**TO DO**
Write out, precisely and in full, each line of the material.

**DATASET RECORDS**
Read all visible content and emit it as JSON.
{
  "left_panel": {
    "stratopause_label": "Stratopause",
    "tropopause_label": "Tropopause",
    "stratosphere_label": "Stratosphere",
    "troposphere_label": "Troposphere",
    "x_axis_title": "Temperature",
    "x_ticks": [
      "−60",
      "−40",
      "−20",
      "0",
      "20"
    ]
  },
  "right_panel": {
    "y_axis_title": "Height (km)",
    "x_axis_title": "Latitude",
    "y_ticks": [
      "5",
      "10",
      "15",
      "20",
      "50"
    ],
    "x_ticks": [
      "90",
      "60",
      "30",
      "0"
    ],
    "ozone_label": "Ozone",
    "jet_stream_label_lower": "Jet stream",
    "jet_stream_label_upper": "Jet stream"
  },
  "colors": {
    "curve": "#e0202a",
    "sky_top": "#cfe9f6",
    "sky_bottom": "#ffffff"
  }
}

**WRITTEN SOLUTION**
Read all visible content and emit it as JSON.
{
  "left_panel": {
    "stratopause_label": "Stratopause",
    "tropopause_label": "Tropopause",
    "stratosphere_label": "Stratosphere",
    "troposphere_label": "Troposphere",
    "x_axis_title": "Temperature",
    "x_ticks": [
      "−60",
      "−40",
      "−20",
      "0",
      "20"
    ]
  },
  "right_panel": {
    "y_axis_title": "Height (km)",
    "x_axis_title": "Latitude",
    "y_ticks": [
      "5",
      "10",
      "15",
      "20",
      "50"
    ],
    "x_ticks": [
      "90",
      "60",
      "30",
      "0"
    ],
    "ozone_label": "Ozone",
    "jet_stream_label_lower": "Jet stream",
    "jet_stream_label_upper": "Jet stream"
  },
  "colors": {
    "curve": "#e0202a",
    "sky_top": "#cfe9f6",
    "sky_bottom": "#ffffff"
  }
}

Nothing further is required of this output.